§ **PROBLEM DESCRIPTION**:
All of the data below must be repeated exactly.
====
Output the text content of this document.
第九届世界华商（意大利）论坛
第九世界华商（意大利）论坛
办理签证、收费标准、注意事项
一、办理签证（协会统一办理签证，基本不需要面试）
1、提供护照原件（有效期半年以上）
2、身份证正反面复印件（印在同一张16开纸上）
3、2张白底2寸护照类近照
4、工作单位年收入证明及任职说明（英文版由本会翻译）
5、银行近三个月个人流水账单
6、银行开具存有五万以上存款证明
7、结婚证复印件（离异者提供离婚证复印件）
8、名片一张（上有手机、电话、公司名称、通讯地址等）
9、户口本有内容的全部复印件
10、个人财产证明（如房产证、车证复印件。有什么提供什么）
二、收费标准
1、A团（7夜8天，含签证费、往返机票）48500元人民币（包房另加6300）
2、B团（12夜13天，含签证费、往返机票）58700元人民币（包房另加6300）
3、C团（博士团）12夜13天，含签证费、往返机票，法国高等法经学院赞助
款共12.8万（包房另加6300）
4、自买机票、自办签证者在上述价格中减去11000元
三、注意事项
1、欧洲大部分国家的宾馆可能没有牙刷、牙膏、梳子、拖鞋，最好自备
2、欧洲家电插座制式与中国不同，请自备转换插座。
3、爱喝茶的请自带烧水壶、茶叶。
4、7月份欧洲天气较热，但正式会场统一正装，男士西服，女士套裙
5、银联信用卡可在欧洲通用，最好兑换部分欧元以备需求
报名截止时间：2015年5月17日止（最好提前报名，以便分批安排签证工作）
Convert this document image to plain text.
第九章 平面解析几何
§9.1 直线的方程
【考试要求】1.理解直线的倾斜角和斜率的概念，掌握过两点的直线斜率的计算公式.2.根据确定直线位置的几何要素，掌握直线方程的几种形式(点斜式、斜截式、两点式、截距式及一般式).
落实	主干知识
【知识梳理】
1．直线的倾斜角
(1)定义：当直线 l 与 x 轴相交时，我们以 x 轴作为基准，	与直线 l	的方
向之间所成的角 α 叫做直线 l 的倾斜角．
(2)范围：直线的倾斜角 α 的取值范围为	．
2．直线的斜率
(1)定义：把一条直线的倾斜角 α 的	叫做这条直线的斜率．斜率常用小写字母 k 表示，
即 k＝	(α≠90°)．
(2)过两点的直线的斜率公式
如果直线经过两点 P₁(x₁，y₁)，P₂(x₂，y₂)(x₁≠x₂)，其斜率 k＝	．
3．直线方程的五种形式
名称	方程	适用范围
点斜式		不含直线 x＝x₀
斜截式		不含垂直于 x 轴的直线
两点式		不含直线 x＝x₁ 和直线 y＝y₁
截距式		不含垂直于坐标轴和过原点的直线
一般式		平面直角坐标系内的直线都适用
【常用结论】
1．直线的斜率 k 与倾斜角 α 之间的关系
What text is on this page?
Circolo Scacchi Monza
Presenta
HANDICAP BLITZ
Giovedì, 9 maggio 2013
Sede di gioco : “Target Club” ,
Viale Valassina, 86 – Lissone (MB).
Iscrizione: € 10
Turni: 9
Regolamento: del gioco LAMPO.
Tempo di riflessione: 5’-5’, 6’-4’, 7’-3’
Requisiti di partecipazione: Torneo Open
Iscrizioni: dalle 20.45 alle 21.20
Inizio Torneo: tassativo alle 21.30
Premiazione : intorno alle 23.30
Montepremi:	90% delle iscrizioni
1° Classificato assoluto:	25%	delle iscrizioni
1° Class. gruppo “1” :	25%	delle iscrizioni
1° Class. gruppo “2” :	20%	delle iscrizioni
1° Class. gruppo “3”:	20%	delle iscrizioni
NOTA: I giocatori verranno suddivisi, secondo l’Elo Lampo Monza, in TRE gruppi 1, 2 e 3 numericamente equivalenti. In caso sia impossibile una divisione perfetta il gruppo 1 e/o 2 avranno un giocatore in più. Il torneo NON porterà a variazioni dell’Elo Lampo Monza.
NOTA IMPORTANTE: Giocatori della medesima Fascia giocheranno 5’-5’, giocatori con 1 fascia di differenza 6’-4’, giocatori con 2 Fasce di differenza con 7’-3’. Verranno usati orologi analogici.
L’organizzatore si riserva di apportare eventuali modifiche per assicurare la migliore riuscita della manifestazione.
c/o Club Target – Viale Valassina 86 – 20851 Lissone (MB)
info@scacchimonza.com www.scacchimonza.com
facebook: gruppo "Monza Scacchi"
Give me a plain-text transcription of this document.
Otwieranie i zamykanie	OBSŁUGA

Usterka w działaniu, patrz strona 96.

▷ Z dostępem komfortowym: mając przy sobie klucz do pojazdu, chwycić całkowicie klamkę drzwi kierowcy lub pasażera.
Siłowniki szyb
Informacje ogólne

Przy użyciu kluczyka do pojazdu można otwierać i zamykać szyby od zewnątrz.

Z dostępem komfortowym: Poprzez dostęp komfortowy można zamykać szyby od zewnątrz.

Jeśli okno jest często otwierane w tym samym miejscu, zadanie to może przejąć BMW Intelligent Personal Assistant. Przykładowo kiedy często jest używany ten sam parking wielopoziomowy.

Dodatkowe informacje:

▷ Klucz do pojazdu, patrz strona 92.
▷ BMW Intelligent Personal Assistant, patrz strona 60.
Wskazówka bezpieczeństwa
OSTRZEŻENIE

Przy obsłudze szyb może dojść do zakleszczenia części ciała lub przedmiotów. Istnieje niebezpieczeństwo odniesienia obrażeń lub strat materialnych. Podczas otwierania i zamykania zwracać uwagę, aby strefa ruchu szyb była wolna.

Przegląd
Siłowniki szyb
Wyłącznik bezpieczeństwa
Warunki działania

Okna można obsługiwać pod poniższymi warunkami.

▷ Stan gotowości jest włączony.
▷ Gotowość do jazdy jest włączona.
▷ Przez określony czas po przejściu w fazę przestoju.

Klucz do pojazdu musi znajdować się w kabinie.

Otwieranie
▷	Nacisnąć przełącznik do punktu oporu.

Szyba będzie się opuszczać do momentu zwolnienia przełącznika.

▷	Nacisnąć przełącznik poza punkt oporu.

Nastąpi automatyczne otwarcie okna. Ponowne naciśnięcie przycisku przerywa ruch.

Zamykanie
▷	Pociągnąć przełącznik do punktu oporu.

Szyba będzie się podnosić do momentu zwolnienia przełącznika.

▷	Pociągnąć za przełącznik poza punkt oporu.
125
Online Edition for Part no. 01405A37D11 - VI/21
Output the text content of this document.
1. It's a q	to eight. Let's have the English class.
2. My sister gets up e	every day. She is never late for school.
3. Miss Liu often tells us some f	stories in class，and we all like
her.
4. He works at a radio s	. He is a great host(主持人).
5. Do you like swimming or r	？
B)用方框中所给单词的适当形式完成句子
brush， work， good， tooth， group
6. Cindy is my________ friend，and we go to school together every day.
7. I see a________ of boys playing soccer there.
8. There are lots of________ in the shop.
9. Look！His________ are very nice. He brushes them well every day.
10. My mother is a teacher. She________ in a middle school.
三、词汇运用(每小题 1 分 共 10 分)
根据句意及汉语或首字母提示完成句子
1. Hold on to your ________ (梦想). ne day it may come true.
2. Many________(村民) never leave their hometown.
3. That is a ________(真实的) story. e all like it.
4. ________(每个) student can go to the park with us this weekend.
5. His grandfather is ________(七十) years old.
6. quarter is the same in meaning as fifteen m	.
====
§ **TASK RESULT**:
Output the text content of this document.
第九届世界华商（意大利）论坛
第九世界华商（意大利）论坛
办理签证、收费标准、注意事项
一、办理签证（协会统一办理签证，基本不需要面试）
1、提供护照原件（有效期半年以上）
2、身份证正反面复印件（印在同一张16开纸上）
3、2张白底2寸护照类近照
4、工作单位年收入证明及任职说明（英文版由本会翻译）
5、银行近三个月个人流水账单
6、银行开具存有五万以上存款证明
7、结婚证复印件（离异者提供离婚证复印件）
8、名片一张（上有手机、电话、公司名称、通讯地址等）
9、户口本有内容的全部复印件
10、个人财产证明（如房产证、车证复印件。有什么提供什么）
二、收费标准
1、A团（7夜8天，含签证费、往返机票）48500元人民币（包房另加6300）
2、B团（12夜13天，含签证费、往返机票）58700元人民币（包房另加6300）
3、C团（博士团）12夜13天，含签证费、往返机票，法国高等法经学院赞助
款共12.8万（包房另加6300）
4、自买机票、自办签证者在上述价格中减去11000元
三、注意事项
1、欧洲大部分国家的宾馆可能没有牙刷、牙膏、梳子、拖鞋，最好自备
2、欧洲家电插座制式与中国不同，请自备转换插座。
3、爱喝茶的请自带烧水壶、茶叶。
4、7月份欧洲天气较热，但正式会场统一正装，男士西服，女士套裙
5、银联信用卡可在欧洲通用，最好兑换部分欧元以备需求
报名截止时间：2015年5月17日止（最好提前报名，以便分批安排签证工作）
Convert this document image to plain text.
第九章 平面解析几何
§9.1 直线的方程
【考试要求】1.理解直线的倾斜角和斜率的概念，掌握过两点的直线斜率的计算公式.2.根据确定直线位置的几何要素，掌握直线方程的几种形式(点斜式、斜截式、两点式、截距式及一般式).
落实	主干知识
【知识梳理】
1．直线的倾斜角
(1)定义：当直线 l 与 x 轴相交时，我们以 x 轴作为基准，	与直线 l	的方
向之间所成的角 α 叫做直线 l 的倾斜角．
(2)范围：直线的倾斜角 α 的取值范围为	．
2．直线的斜率
(1)定义：把一条直线的倾斜角 α 的	叫做这条直线的斜率．斜率常用小写字母 k 表示，
即 k＝	(α≠90°)．
(2)过两点的直线的斜率公式
如果直线经过两点 P₁(x₁，y₁)，P₂(x₂，y₂)(x₁≠x₂)，其斜率 k＝	．
3．直线方程的五种形式
名称	方程	适用范围
点斜式		不含直线 x＝x₀
斜截式		不含垂直于 x 轴的直线
两点式		不含直线 x＝x₁ 和直线 y＝y₁
截距式		不含垂直于坐标轴和过原点的直线
一般式		平面直角坐标系内的直线都适用
【常用结论】
1．直线的斜率 k 与倾斜角 α 之间的关系
What text is on this page?
Circolo Scacchi Monza
Presenta
HANDICAP BLITZ
Giovedì, 9 maggio 2013
Sede di gioco : “Target Club” ,
Viale Valassina, 86 – Lissone (MB).
Iscrizione: € 10
Turni: 9
Regolamento: del gioco LAMPO.
Tempo di riflessione: 5’-5’, 6’-4’, 7’-3’
Requisiti di partecipazione: Torneo Open
Iscrizioni: dalle 20.45 alle 21.20
Inizio Torneo: tassativo alle 21.30
Premiazione : intorno alle 23.30
Montepremi:	90% delle iscrizioni
1° Classificato assoluto:	25%	delle iscrizioni
1° Class. gruppo “1” :	25%	delle iscrizioni
1° Class. gruppo “2” :	20%	delle iscrizioni
1° Class. gruppo “3”:	20%	delle iscrizioni
NOTA: I giocatori verranno suddivisi, secondo l’Elo Lampo Monza, in TRE gruppi 1, 2 e 3 numericamente equivalenti. In caso sia impossibile una divisione perfetta il gruppo 1 e/o 2 avranno un giocatore in più. Il torneo NON porterà a variazioni dell’Elo Lampo Monza.
NOTA IMPORTANTE: Giocatori della medesima Fascia giocheranno 5’-5’, giocatori con 1 fascia di differenza 6’-4’, giocatori con 2 Fasce di differenza con 7’-3’. Verranno usati orologi analogici.
L’organizzatore si riserva di apportare eventuali modifiche per assicurare la migliore riuscita della manifestazione.
c/o Club Target – Viale Valassina 86 – 20851 Lissone (MB)
info@scacchimonza.com www.scacchimonza.com
facebook: gruppo "Monza Scacchi"
Give me a plain-text transcription of this document.
Otwieranie i zamykanie	OBSŁUGA

Usterka w działaniu, patrz strona 96.

▷ Z dostępem komfortowym: mając przy sobie klucz do pojazdu, chwycić całkowicie klamkę drzwi kierowcy lub pasażera.
Siłowniki szyb
Informacje ogólne

Przy użyciu kluczyka do pojazdu można otwierać i zamykać szyby od zewnątrz.

Z dostępem komfortowym: Poprzez dostęp komfortowy można zamykać szyby od zewnątrz.

Jeśli okno jest często otwierane w tym samym miejscu, zadanie to może przejąć BMW Intelligent Personal Assistant. Przykładowo kiedy często jest używany ten sam parking wielopoziomowy.

Dodatkowe informacje:

▷ Klucz do pojazdu, patrz strona 92.
▷ BMW Intelligent Personal Assistant, patrz strona 60.
Wskazówka bezpieczeństwa
OSTRZEŻENIE

Przy obsłudze szyb może dojść do zakleszczenia części ciała lub przedmiotów. Istnieje niebezpieczeństwo odniesienia obrażeń lub strat materialnych. Podczas otwierania i zamykania zwracać uwagę, aby strefa ruchu szyb była wolna.

Przegląd
Siłowniki szyb
Wyłącznik bezpieczeństwa
Warunki działania

Okna można obsługiwać pod poniższymi warunkami.

▷ Stan gotowości jest włączony.
▷ Gotowość do jazdy jest włączona.
▷ Przez określony czas po przejściu w fazę przestoju.

Klucz do pojazdu musi znajdować się w kabinie.

Otwieranie
▷	Nacisnąć przełącznik do punktu oporu.

Szyba będzie się opuszczać do momentu zwolnienia przełącznika.

▷	Nacisnąć przełącznik poza punkt oporu.

Nastąpi automatyczne otwarcie okna. Ponowne naciśnięcie przycisku przerywa ruch.

Zamykanie
▷	Pociągnąć przełącznik do punktu oporu.

Szyba będzie się podnosić do momentu zwolnienia przełącznika.

▷	Pociągnąć za przełącznik poza punkt oporu.
125
Online Edition for Part no. 01405A37D11 - VI/21
Output the text content of this document.
1. It's a q	to eight. Let's have the English class.
2. My sister gets up e	every day. She is never late for school.
3. Miss Liu often tells us some f	stories in class，and we all like
her.
4. He works at a radio s	. He is a great host(主持人).
5. Do you like swimming or r	？
B)用方框中所给单词的适当形式完成句子
brush， work， good， tooth， group
6. Cindy is my________ friend，and we go to school together every day.
7. I see a________ of boys playing soccer there.
8. There are lots of________ in the shop.
9. Look！His________ are very nice. He brushes them well every day.
10. My mother is a teacher. She________ in a middle school.
三、词汇运用(每小题 1 分 共 10 分)
根据句意及汉语或首字母提示完成句子
1. Hold on to your ________ (梦想). ne day it may come true.
2. Many________(村民) never leave their hometown.
3. That is a ________(真实的) story. e all like it.
4. ________(每个) student can go to the park with us this weekend.
5. His grandfather is ________(七十) years old.
6. quarter is the same in meaning as fifteen m	.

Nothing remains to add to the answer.